▶ **Description of the task**:
Pick out the lines in the listing below that contain the word "legénység" and copy them.

▶ **Exercise inputs**:
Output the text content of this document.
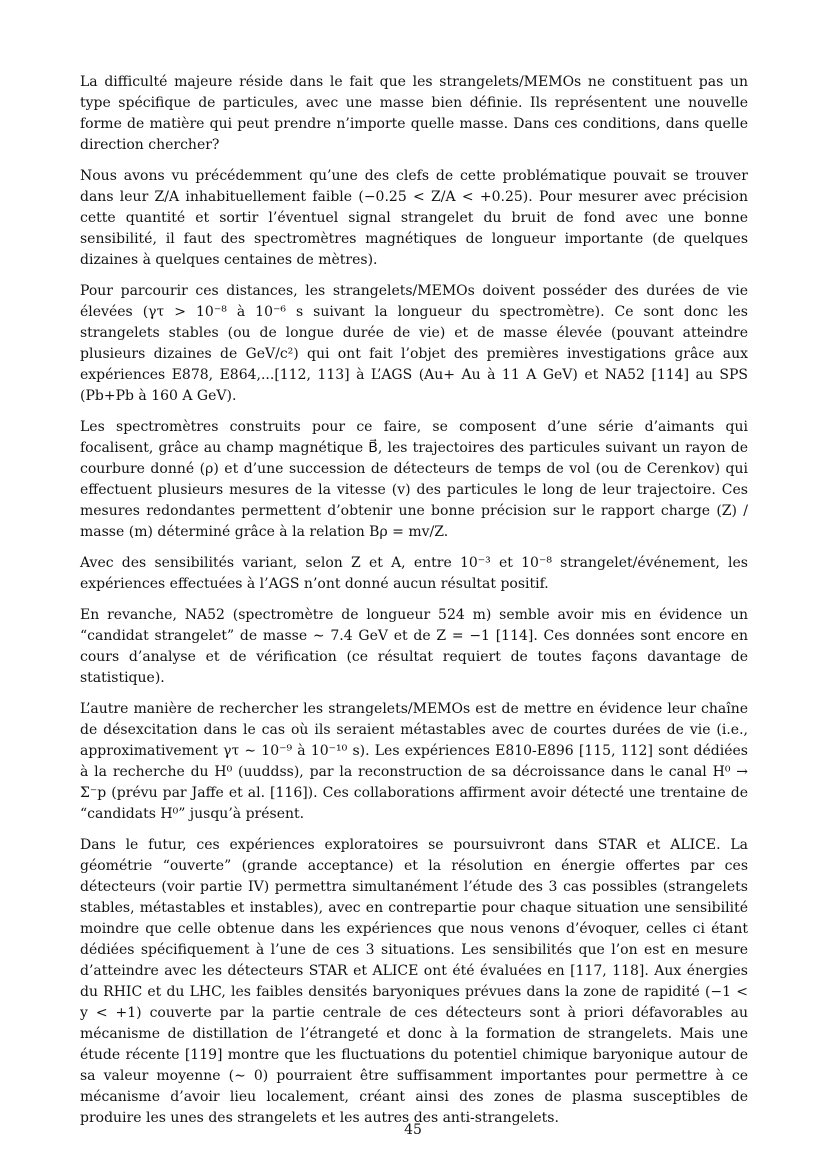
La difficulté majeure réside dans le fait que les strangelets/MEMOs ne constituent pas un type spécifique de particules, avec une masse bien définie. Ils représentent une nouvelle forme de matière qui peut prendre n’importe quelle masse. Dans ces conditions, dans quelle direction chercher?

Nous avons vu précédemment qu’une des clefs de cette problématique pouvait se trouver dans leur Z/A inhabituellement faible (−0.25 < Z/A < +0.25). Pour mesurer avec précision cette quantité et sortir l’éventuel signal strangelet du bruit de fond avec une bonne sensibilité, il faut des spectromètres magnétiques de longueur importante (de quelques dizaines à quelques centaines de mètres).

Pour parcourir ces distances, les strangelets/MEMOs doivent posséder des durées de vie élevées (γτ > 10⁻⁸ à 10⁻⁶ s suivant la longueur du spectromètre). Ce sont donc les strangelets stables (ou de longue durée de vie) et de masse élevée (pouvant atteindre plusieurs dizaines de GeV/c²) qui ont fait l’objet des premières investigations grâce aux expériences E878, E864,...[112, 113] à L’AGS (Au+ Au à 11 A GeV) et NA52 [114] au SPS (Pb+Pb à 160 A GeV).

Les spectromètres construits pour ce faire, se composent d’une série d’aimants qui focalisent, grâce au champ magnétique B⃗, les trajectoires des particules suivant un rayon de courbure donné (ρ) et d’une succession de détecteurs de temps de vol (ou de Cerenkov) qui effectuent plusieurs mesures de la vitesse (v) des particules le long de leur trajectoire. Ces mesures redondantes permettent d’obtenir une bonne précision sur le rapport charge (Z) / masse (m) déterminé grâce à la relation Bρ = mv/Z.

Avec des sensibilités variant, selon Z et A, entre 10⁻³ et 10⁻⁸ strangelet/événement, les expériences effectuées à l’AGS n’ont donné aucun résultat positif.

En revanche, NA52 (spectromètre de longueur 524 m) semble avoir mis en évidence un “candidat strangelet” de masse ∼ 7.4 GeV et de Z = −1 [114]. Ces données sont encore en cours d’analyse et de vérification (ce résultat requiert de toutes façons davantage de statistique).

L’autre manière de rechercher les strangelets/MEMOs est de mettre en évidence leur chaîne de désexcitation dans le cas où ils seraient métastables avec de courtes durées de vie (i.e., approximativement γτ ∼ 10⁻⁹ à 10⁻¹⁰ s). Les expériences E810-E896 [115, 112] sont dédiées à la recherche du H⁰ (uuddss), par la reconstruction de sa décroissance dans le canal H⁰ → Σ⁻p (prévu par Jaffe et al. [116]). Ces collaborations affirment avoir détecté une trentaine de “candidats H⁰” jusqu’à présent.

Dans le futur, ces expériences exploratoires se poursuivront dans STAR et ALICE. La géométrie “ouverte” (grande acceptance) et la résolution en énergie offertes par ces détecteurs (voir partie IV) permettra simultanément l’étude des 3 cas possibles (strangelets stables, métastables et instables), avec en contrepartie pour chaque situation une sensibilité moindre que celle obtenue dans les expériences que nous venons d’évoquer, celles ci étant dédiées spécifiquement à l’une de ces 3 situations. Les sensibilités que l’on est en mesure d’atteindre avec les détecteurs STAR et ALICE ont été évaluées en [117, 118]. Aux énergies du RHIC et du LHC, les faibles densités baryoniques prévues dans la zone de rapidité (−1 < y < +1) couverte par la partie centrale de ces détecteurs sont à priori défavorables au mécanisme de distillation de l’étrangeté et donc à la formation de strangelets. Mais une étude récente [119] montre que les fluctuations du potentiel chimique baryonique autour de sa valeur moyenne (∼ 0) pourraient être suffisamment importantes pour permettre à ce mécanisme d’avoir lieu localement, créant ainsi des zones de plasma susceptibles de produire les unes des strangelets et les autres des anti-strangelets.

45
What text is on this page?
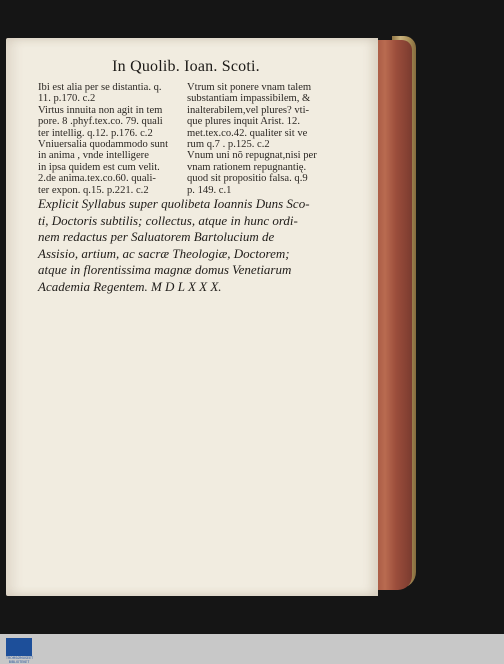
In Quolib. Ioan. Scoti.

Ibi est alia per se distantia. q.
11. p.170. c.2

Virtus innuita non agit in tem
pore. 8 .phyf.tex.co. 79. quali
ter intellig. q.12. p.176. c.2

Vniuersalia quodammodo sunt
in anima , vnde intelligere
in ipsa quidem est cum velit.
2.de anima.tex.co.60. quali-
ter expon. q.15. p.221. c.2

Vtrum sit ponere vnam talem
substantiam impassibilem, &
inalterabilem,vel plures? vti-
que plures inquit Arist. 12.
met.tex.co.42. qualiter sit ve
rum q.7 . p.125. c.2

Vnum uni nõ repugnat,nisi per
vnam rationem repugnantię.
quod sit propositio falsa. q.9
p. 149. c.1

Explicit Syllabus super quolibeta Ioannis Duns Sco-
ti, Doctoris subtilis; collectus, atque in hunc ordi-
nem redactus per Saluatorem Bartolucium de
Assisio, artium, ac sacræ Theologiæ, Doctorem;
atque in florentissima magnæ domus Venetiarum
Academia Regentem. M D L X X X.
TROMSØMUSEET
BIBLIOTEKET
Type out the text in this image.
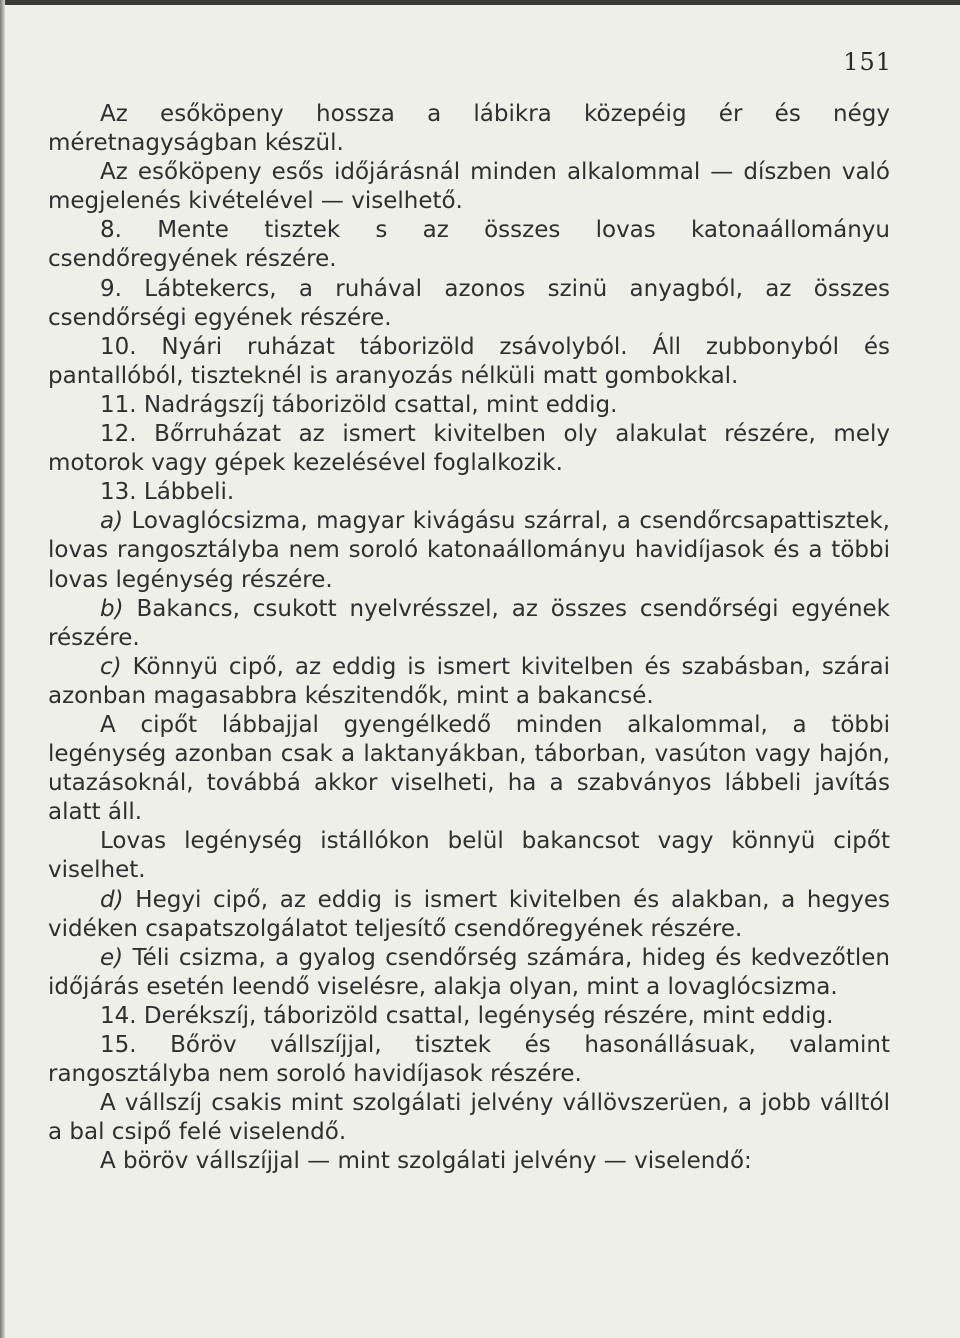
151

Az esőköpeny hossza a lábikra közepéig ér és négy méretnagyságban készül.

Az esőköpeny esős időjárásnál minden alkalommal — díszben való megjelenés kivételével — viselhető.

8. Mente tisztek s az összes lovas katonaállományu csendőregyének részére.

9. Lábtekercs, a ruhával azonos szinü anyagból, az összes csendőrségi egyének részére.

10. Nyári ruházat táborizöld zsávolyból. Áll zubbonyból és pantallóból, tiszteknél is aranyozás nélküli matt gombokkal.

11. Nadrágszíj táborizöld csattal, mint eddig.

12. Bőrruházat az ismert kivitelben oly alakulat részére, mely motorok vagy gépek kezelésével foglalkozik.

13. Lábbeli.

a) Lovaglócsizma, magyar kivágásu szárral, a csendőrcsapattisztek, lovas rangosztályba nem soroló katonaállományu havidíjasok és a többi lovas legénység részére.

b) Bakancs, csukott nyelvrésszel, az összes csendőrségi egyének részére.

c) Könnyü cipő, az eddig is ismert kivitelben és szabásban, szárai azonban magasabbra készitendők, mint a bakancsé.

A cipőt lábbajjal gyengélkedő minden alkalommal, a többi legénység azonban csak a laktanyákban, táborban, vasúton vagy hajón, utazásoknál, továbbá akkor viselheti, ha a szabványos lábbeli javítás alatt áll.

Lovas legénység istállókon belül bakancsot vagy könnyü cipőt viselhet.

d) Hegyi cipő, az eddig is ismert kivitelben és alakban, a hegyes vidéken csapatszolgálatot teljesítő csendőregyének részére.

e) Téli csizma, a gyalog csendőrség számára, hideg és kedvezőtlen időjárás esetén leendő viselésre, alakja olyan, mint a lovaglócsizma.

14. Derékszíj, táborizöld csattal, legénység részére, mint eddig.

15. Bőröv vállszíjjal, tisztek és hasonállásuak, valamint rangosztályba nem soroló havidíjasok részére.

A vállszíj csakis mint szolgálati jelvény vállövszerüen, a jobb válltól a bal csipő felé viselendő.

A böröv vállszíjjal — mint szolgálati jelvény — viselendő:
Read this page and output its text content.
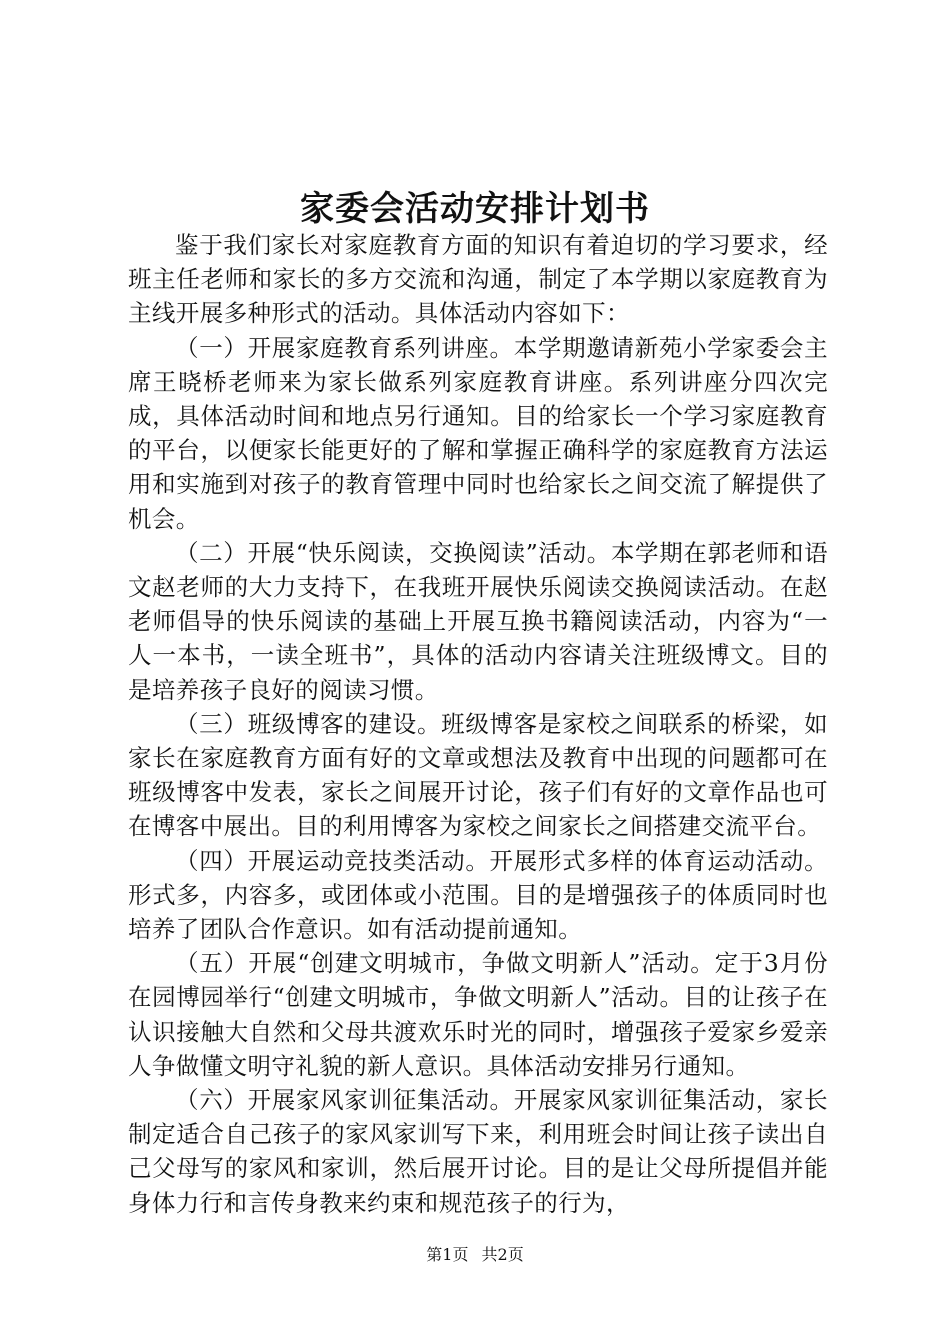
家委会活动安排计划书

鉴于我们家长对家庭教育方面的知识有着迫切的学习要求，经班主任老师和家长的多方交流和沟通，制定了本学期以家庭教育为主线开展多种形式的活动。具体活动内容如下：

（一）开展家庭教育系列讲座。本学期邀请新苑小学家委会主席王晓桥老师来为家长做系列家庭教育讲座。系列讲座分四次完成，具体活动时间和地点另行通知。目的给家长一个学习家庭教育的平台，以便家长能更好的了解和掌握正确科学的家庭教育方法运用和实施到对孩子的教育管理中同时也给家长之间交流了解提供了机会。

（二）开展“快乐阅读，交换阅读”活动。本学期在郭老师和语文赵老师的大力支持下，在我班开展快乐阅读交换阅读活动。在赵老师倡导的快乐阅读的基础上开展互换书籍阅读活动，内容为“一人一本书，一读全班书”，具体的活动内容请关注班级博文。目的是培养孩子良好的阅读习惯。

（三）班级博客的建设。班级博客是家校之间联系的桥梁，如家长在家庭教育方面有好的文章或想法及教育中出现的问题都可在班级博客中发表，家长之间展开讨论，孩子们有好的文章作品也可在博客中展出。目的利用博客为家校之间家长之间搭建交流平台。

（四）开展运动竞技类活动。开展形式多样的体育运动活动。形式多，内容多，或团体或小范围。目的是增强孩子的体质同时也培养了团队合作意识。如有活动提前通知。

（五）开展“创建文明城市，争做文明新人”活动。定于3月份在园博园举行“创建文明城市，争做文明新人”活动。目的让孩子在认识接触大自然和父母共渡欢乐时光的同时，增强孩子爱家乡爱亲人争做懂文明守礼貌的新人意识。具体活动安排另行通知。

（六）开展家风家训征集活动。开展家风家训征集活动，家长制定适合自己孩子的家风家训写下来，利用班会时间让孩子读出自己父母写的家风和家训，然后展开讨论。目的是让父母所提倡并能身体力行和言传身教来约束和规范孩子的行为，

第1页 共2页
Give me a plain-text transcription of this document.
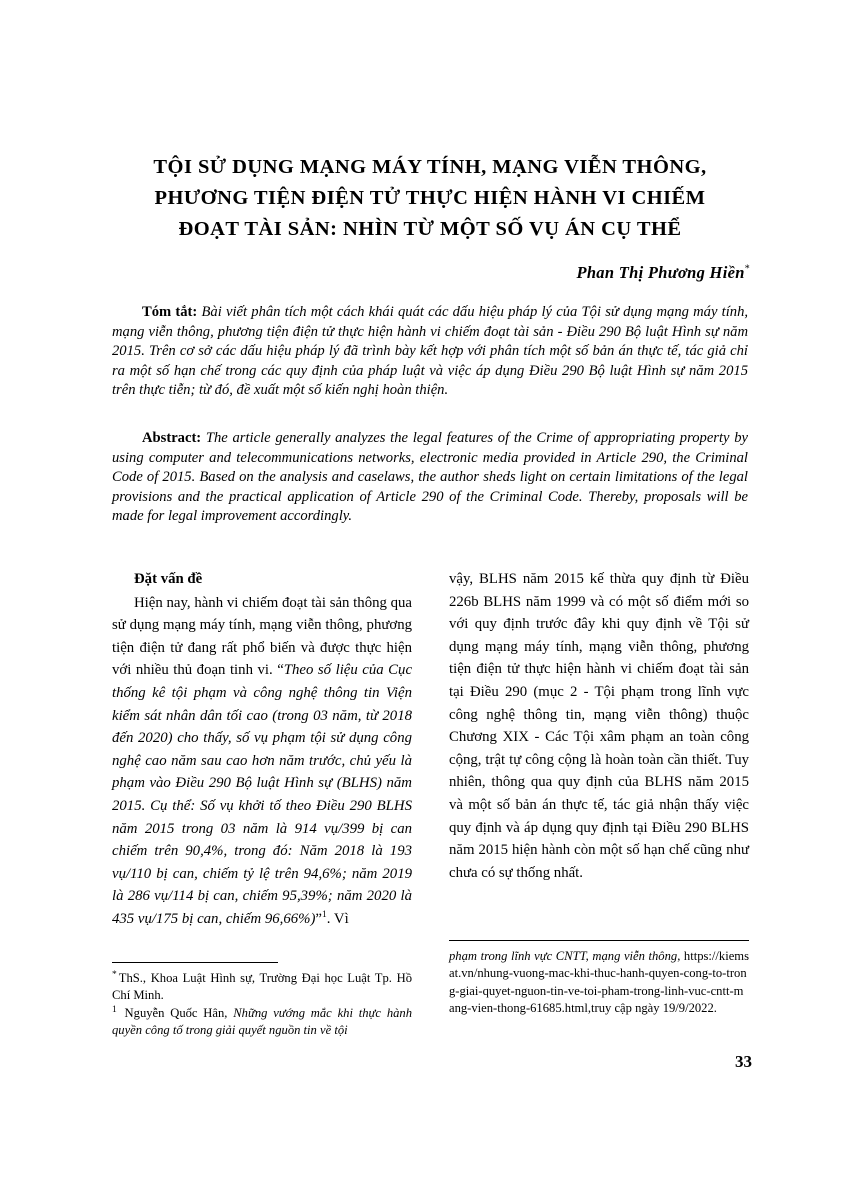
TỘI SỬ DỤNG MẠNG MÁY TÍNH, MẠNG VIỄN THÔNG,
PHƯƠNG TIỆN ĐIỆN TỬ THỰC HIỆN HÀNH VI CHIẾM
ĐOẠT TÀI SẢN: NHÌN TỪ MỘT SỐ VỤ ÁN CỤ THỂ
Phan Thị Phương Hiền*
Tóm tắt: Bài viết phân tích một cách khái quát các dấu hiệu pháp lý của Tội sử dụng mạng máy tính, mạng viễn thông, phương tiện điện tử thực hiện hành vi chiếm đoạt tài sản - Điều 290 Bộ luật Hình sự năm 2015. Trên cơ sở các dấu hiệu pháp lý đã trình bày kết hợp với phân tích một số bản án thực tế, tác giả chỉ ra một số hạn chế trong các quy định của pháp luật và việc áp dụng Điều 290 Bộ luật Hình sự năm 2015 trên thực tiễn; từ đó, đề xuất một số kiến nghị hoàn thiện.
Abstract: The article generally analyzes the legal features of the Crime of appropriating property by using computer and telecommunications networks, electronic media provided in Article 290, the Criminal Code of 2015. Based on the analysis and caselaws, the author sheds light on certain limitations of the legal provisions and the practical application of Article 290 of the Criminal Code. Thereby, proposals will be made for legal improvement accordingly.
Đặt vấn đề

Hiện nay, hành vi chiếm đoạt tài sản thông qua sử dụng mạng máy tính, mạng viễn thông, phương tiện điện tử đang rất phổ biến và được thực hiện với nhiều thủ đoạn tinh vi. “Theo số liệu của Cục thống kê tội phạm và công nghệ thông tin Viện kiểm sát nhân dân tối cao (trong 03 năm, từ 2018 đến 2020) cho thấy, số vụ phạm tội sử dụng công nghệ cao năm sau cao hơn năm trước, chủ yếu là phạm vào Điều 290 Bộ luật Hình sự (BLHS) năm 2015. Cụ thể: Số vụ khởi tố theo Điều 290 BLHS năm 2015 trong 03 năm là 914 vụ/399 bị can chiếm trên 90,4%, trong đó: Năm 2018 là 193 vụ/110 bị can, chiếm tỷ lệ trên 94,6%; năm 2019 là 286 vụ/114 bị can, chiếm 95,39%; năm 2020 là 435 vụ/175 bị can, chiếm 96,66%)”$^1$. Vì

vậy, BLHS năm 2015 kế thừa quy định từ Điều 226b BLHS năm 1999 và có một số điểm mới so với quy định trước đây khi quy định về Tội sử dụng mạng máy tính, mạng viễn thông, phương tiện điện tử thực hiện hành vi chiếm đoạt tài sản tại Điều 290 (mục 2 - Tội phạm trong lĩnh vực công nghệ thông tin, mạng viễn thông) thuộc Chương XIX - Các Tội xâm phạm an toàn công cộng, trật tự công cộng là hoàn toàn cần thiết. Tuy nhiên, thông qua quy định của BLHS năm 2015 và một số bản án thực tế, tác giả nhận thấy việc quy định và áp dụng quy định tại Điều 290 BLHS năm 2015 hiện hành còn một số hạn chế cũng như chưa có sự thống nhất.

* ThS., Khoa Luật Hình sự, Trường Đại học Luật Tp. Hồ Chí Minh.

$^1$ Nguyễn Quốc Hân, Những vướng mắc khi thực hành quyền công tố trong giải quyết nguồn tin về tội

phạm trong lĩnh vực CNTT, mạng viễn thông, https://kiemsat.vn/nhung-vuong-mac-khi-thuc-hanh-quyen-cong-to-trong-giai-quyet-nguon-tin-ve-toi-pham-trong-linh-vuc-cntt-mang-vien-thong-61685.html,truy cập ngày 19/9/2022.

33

▶ **Answer to this problem**:
a) Lovaglócsizma, magyar kivágásu szárral, a csendőrcsapattisztek, lovas rangosztályba nem soroló katonaállományu havidíjasok és a többi lovas legénység részére.
A cipőt lábbajjal gyengélkedő minden alkalommal, a többi legénység azonban csak a laktanyákban, táborban, vasúton vagy hajón, utazásoknál, továbbá akkor viselheti, ha a szabványos lábbeli javítás alatt áll.
Lovas legénység istállókon belül bakancsot vagy könnyü cipőt viselhet.
14. Derékszíj, táborizöld csattal, legénység részére, mint eddig.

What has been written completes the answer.